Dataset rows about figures
____

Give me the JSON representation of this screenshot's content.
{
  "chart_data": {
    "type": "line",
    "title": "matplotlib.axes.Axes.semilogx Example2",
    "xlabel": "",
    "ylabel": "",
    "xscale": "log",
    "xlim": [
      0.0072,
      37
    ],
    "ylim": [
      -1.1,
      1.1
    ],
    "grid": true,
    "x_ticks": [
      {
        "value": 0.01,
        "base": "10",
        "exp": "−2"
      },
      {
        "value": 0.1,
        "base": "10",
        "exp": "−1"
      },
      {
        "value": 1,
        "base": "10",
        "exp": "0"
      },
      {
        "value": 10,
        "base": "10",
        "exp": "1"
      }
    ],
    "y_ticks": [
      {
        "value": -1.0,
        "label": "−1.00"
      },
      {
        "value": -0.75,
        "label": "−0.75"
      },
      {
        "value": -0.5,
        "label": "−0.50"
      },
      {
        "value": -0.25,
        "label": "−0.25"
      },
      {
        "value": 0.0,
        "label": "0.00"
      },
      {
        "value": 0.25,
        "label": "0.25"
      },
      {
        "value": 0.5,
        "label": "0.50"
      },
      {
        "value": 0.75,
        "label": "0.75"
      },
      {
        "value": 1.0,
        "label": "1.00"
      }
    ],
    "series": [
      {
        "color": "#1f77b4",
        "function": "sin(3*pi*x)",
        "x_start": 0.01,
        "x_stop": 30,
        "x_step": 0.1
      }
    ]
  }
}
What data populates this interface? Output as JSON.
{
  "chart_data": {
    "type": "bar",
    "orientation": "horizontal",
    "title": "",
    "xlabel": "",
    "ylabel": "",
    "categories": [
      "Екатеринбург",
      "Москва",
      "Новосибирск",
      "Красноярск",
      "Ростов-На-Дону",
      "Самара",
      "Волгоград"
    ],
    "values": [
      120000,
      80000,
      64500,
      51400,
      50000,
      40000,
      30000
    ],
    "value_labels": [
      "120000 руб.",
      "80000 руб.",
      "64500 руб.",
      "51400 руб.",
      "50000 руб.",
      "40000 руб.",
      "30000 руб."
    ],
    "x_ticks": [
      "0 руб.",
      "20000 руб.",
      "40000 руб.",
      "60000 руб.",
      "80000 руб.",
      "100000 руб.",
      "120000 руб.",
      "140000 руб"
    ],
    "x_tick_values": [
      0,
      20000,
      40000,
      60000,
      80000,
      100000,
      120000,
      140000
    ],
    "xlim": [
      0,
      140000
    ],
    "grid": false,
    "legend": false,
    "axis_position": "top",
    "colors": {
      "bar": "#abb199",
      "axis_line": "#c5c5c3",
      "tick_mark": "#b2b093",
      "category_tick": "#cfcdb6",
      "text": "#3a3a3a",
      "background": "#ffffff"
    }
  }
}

____

#### [WRITTEN PROBLEM]
Copy out the whole listing exactly.

#### [OUTPUT FOR THIS EXERCISE]
Give me the JSON representation of this screenshot's content.
{
  "chart_data": {
    "type": "line",
    "title": "matplotlib.axes.Axes.semilogx Example2",
    "xlabel": "",
    "ylabel": "",
    "xscale": "log",
    "xlim": [
      0.0072,
      37
    ],
    "ylim": [
      -1.1,
      1.1
    ],
    "grid": true,
    "x_ticks": [
      {
        "value": 0.01,
        "base": "10",
        "exp": "−2"
      },
      {
        "value": 0.1,
        "base": "10",
        "exp": "−1"
      },
      {
        "value": 1,
        "base": "10",
        "exp": "0"
      },
      {
        "value": 10,
        "base": "10",
        "exp": "1"
      }
    ],
    "y_ticks": [
      {
        "value": -1.0,
        "label": "−1.00"
      },
      {
        "value": -0.75,
        "label": "−0.75"
      },
      {
        "value": -0.5,
        "label": "−0.50"
      },
      {
        "value": -0.25,
        "label": "−0.25"
      },
      {
        "value": 0.0,
        "label": "0.00"
      },
      {
        "value": 0.25,
        "label": "0.25"
      },
      {
        "value": 0.5,
        "label": "0.50"
      },
      {
        "value": 0.75,
        "label": "0.75"
      },
      {
        "value": 1.0,
        "label": "1.00"
      }
    ],
    "series": [
      {
        "color": "#1f77b4",
        "function": "sin(3*pi*x)",
        "x_start": 0.01,
        "x_stop": 30,
        "x_step": 0.1
      }
    ]
  }
}
What data populates this interface? Output as JSON.
{
  "chart_data": {
    "type": "bar",
    "orientation": "horizontal",
    "title": "",
    "xlabel": "",
    "ylabel": "",
    "categories": [
      "Екатеринбург",
      "Москва",
      "Новосибирск",
      "Красноярск",
      "Ростов-На-Дону",
      "Самара",
      "Волгоград"
    ],
    "values": [
      120000,
      80000,
      64500,
      51400,
      50000,
      40000,
      30000
    ],
    "value_labels": [
      "120000 руб.",
      "80000 руб.",
      "64500 руб.",
      "51400 руб.",
      "50000 руб.",
      "40000 руб.",
      "30000 руб."
    ],
    "x_ticks": [
      "0 руб.",
      "20000 руб.",
      "40000 руб.",
      "60000 руб.",
      "80000 руб.",
      "100000 руб.",
      "120000 руб.",
      "140000 руб"
    ],
    "x_tick_values": [
      0,
      20000,
      40000,
      60000,
      80000,
      100000,
      120000,
      140000
    ],
    "xlim": [
      0,
      140000
    ],
    "grid": false,
    "legend": false,
    "axis_position": "top",
    "colors": {
      "bar": "#abb199",
      "axis_line": "#c5c5c3",
      "tick_mark": "#b2b093",
      "category_tick": "#cfcdb6",
      "text": "#3a3a3a",
      "background": "#ffffff"
    }
  }
}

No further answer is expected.